[Some records]

━━━━━━━━━━

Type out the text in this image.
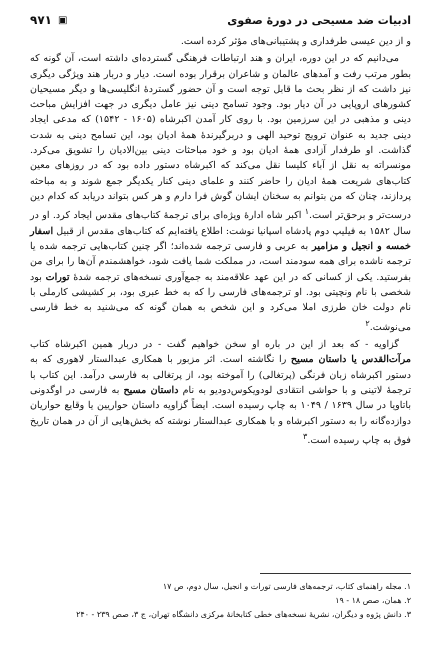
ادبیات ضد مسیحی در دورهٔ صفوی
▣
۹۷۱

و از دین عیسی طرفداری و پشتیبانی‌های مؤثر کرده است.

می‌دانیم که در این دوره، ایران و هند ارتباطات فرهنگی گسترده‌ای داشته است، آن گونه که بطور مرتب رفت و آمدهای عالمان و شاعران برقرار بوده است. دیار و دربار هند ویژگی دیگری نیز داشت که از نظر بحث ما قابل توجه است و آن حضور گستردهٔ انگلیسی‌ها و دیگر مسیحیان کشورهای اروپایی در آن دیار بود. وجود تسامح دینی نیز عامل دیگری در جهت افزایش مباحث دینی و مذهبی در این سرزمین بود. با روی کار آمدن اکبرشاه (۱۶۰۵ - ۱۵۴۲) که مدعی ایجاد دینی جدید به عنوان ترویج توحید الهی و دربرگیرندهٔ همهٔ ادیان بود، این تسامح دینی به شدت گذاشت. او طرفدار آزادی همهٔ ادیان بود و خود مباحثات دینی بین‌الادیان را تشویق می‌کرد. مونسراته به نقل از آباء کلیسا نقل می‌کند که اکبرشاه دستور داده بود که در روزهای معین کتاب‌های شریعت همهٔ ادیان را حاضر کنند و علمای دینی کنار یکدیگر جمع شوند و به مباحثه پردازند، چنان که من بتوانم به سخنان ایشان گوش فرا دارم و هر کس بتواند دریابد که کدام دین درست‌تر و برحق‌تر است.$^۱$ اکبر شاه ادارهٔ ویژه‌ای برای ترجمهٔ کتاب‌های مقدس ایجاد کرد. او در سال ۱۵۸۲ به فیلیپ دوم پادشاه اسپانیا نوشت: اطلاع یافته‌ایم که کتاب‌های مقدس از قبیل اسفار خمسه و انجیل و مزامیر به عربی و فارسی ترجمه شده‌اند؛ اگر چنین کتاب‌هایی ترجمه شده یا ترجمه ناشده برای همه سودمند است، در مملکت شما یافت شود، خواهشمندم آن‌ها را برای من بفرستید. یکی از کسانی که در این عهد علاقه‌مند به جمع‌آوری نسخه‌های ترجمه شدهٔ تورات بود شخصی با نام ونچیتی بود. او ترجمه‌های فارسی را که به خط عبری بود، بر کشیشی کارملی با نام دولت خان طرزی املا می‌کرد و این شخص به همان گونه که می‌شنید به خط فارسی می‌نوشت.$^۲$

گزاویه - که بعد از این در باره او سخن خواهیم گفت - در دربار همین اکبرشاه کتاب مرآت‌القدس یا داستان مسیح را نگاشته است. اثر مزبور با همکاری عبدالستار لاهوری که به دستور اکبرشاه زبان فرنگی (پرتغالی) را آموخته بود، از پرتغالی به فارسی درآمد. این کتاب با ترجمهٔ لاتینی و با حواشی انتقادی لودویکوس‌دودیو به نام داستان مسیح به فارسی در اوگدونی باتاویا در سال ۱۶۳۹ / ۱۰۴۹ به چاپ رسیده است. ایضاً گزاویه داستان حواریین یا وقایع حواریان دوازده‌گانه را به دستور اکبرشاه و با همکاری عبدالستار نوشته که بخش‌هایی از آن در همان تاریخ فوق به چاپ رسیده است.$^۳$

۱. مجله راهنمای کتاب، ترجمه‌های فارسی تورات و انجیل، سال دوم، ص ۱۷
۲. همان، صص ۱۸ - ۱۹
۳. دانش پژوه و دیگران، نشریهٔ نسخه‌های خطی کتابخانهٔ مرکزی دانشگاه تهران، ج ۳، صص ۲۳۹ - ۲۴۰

━━━━━━━━━━

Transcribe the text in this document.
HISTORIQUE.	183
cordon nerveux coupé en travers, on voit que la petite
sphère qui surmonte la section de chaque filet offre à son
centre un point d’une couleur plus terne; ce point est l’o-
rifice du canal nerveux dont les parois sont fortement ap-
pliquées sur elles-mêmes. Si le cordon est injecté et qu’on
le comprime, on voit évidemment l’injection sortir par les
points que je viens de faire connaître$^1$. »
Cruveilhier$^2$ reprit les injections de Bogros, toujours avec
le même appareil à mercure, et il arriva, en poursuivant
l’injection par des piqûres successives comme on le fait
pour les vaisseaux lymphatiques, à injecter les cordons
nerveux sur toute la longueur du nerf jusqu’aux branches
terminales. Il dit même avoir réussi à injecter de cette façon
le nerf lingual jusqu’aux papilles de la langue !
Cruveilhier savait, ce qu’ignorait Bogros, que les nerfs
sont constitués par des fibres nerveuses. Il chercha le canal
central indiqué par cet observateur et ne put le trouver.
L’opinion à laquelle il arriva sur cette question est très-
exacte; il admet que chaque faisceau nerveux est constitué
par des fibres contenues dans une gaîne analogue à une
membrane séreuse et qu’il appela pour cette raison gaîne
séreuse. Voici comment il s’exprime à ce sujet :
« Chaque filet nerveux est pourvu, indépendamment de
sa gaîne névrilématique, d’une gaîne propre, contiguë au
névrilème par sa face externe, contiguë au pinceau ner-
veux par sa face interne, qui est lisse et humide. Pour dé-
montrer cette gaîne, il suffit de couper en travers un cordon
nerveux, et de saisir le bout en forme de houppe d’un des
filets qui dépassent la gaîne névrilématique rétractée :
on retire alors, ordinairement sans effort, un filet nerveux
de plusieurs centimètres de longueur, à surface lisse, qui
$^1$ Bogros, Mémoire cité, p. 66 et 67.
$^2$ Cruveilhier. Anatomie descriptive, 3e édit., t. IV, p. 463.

━━━━━━━━━━

From the records given above, copy all lines containing "jusqu".

§ Response to this task:
nerveux sur toute la longueur du nerf jusqu’aux branches
le nerf lingual jusqu’aux papilles de la langue !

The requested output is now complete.